*Aim of the exercise*
Your answer should be a single number: the count of lines that include "حدثني".

-------- Records for processing

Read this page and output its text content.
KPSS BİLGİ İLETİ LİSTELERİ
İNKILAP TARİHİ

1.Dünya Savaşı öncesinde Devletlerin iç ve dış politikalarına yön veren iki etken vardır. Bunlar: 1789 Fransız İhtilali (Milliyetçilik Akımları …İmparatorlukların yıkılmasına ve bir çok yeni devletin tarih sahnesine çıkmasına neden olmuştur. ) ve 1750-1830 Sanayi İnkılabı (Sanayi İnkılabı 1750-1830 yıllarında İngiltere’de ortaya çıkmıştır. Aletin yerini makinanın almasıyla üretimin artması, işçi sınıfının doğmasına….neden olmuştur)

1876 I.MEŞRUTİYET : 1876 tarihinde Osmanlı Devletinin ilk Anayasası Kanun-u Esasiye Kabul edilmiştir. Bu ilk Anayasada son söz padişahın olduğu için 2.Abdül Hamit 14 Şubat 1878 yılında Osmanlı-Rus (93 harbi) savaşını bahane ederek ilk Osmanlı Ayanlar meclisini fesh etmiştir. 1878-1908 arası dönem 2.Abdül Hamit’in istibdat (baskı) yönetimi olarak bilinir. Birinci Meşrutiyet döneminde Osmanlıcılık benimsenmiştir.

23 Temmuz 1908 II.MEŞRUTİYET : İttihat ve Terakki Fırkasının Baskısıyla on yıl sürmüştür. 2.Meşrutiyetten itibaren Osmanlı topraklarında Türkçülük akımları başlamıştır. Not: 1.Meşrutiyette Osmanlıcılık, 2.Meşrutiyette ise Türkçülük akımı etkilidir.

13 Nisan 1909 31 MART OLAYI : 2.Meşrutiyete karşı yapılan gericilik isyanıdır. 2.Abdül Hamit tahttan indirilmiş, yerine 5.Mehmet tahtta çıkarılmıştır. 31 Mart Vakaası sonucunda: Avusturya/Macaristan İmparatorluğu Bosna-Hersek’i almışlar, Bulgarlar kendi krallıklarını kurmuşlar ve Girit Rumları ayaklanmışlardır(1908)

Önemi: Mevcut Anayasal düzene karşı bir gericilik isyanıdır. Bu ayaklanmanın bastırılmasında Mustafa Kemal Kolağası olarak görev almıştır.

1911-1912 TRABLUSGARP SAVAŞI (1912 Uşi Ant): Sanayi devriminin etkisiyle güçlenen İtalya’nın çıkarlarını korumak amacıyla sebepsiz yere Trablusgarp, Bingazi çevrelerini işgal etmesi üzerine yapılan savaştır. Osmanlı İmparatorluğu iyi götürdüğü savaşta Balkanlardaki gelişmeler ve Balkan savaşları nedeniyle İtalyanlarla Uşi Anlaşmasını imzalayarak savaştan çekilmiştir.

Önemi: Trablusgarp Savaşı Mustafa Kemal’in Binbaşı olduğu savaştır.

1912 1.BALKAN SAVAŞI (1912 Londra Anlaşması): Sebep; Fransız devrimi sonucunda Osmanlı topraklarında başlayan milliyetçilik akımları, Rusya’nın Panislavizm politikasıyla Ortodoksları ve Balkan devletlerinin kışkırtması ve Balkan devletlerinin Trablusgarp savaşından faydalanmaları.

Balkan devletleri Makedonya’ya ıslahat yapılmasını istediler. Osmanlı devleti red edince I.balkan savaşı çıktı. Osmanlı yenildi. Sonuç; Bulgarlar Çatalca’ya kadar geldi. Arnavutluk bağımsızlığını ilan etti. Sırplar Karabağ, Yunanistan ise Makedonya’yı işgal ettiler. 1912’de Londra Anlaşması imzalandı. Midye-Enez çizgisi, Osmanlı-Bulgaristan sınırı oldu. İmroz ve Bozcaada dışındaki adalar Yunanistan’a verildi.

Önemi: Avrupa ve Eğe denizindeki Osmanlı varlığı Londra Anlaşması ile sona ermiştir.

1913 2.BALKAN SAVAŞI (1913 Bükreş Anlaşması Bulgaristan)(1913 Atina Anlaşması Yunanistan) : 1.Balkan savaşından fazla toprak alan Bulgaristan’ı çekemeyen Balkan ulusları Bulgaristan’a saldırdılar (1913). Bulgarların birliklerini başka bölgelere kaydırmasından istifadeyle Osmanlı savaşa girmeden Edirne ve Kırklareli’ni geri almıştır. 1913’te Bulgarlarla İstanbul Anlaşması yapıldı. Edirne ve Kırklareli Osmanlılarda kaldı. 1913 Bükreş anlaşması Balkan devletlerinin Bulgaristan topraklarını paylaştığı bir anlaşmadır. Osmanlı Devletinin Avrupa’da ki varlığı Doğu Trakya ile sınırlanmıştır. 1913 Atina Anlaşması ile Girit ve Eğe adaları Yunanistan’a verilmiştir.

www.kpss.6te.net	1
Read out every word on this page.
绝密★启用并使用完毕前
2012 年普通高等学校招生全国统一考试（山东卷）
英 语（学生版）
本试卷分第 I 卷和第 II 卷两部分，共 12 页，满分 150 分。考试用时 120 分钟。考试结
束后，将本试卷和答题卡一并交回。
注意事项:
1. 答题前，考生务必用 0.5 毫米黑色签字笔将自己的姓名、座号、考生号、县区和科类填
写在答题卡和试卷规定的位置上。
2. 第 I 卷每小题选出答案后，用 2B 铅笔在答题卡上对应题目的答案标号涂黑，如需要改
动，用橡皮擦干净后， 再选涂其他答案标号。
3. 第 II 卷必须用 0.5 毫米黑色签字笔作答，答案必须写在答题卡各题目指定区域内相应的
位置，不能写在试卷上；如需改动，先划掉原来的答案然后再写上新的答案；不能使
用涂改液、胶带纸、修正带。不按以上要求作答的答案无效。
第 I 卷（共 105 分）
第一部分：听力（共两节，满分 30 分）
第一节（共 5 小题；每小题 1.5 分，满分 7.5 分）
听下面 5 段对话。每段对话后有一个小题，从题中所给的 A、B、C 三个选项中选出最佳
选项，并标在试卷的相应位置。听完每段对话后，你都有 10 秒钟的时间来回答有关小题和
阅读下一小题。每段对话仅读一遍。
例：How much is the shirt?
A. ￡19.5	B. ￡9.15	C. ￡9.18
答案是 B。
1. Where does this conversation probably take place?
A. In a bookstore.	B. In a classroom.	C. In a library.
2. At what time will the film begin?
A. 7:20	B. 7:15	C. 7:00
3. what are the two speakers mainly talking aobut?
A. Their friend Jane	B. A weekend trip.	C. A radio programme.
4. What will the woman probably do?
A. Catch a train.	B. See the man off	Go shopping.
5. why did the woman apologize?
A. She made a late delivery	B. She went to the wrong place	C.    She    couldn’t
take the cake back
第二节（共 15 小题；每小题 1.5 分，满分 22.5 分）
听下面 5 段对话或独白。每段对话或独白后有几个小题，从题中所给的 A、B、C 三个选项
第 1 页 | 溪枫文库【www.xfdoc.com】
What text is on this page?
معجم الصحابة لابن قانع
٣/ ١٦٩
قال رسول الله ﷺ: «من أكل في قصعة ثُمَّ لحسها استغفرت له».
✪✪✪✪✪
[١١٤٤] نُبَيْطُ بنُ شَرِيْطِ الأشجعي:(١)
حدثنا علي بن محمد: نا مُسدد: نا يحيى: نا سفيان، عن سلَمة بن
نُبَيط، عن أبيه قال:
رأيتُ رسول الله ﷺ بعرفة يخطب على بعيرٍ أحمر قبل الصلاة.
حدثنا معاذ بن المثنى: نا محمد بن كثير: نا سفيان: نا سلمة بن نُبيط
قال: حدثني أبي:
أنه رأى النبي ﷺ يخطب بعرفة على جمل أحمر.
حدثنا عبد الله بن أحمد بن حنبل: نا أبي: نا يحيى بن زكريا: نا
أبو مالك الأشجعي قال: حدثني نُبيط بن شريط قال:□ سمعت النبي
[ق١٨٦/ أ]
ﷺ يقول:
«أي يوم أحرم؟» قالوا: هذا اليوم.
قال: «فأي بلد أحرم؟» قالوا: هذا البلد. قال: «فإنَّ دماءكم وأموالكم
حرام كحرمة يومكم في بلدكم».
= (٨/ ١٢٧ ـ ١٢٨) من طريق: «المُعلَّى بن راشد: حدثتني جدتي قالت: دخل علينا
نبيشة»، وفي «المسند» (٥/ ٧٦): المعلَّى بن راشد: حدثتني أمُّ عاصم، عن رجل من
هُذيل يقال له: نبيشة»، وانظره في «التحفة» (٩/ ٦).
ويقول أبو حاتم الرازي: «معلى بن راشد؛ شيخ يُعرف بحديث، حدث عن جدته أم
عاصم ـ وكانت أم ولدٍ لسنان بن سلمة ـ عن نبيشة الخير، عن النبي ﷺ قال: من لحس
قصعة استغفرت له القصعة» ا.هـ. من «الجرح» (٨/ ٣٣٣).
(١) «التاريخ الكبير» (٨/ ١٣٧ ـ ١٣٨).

----------------

*Completed exercise*
2